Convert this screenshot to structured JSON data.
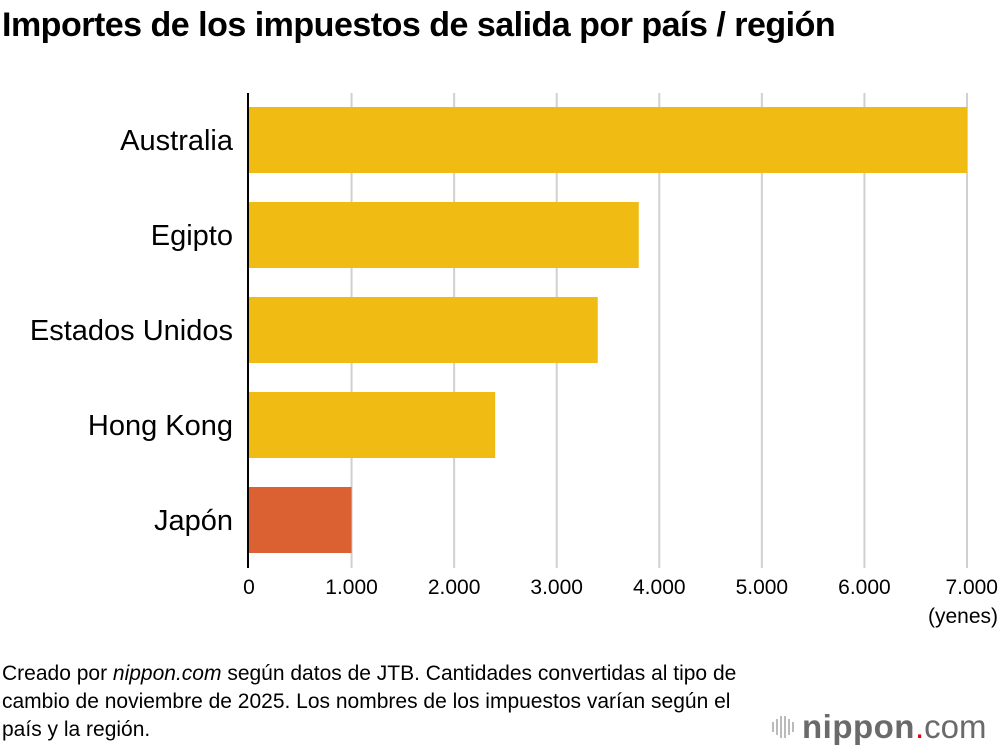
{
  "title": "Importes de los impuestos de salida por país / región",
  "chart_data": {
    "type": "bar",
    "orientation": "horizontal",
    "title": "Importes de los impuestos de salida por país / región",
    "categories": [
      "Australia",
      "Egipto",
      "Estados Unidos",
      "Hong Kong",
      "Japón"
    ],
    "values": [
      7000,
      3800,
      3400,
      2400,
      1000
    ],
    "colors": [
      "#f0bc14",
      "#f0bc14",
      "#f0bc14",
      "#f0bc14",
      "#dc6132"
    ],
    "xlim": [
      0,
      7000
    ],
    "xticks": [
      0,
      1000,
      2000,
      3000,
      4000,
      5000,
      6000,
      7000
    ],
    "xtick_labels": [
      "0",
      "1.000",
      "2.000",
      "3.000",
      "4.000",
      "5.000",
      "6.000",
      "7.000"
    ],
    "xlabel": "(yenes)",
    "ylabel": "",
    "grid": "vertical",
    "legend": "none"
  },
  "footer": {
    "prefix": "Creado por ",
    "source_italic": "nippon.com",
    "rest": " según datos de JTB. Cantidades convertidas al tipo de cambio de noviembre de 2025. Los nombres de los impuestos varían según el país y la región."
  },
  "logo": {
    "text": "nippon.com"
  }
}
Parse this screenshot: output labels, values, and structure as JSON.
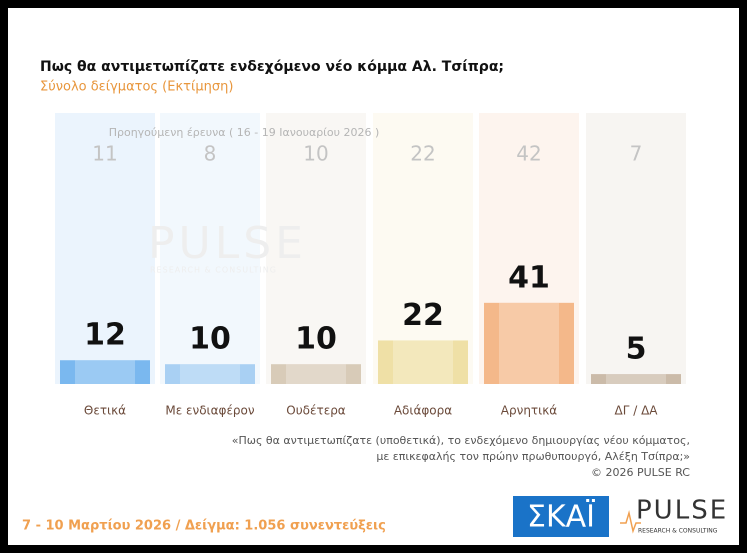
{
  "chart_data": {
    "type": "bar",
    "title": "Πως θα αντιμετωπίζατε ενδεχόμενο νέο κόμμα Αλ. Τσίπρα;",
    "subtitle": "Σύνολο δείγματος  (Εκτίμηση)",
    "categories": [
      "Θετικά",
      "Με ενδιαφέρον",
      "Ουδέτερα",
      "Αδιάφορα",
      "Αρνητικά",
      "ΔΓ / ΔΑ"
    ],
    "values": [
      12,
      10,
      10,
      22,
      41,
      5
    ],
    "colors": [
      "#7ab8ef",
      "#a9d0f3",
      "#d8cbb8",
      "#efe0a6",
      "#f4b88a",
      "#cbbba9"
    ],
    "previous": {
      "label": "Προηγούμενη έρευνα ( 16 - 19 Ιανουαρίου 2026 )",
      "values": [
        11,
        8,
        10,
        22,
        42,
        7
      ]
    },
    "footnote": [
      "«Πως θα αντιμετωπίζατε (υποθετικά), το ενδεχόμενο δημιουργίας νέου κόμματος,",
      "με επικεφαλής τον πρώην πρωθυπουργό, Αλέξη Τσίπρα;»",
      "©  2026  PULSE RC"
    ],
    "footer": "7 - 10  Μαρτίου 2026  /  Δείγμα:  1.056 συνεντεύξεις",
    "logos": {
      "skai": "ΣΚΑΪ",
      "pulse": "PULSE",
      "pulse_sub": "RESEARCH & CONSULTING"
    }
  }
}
====
WHAT YOU WILL DO — Nothing in the entries should change as you copy them, except that the pictures are left out.

FULL SOLUTION —
Convert this screenshot to structured JSON data.
{
  "title": "Importes de los impuestos de salida por país / región",
  "chart_data": {
    "type": "bar",
    "orientation": "horizontal",
    "title": "Importes de los impuestos de salida por país / región",
    "categories": [
      "Australia",
      "Egipto",
      "Estados Unidos",
      "Hong Kong",
      "Japón"
    ],
    "values": [
      7000,
      3800,
      3400,
      2400,
      1000
    ],
    "colors": [
      "#f0bc14",
      "#f0bc14",
      "#f0bc14",
      "#f0bc14",
      "#dc6132"
    ],
    "xlim": [
      0,
      7000
    ],
    "xticks": [
      0,
      1000,
      2000,
      3000,
      4000,
      5000,
      6000,
      7000
    ],
    "xtick_labels": [
      "0",
      "1.000",
      "2.000",
      "3.000",
      "4.000",
      "5.000",
      "6.000",
      "7.000"
    ],
    "xlabel": "(yenes)",
    "ylabel": "",
    "grid": "vertical",
    "legend": "none"
  },
  "footer": {
    "prefix": "Creado por ",
    "source_italic": "nippon.com",
    "rest": " según datos de JTB. Cantidades convertidas al tipo de cambio de noviembre de 2025. Los nombres de los impuestos varían según el país y la región."
  },
  "logo": {
    "text": "nippon.com"
  }
}
Parse this screenshot: output labels, values, and structure as JSON.
{
  "chart_data": {
    "type": "bar",
    "title": "Πως θα αντιμετωπίζατε ενδεχόμενο νέο κόμμα Αλ. Τσίπρα;",
    "subtitle": "Σύνολο δείγματος  (Εκτίμηση)",
    "categories": [
      "Θετικά",
      "Με ενδιαφέρον",
      "Ουδέτερα",
      "Αδιάφορα",
      "Αρνητικά",
      "ΔΓ / ΔΑ"
    ],
    "values": [
      12,
      10,
      10,
      22,
      41,
      5
    ],
    "colors": [
      "#7ab8ef",
      "#a9d0f3",
      "#d8cbb8",
      "#efe0a6",
      "#f4b88a",
      "#cbbba9"
    ],
    "previous": {
      "label": "Προηγούμενη έρευνα ( 16 - 19 Ιανουαρίου 2026 )",
      "values": [
        11,
        8,
        10,
        22,
        42,
        7
      ]
    },
    "footnote": [
      "«Πως θα αντιμετωπίζατε (υποθετικά), το ενδεχόμενο δημιουργίας νέου κόμματος,",
      "με επικεφαλής τον πρώην πρωθυπουργό, Αλέξη Τσίπρα;»",
      "©  2026  PULSE RC"
    ],
    "footer": "7 - 10  Μαρτίου 2026  /  Δείγμα:  1.056 συνεντεύξεις",
    "logos": {
      "skai": "ΣΚΑΪ",
      "pulse": "PULSE",
      "pulse_sub": "RESEARCH & CONSULTING"
    }
  }
}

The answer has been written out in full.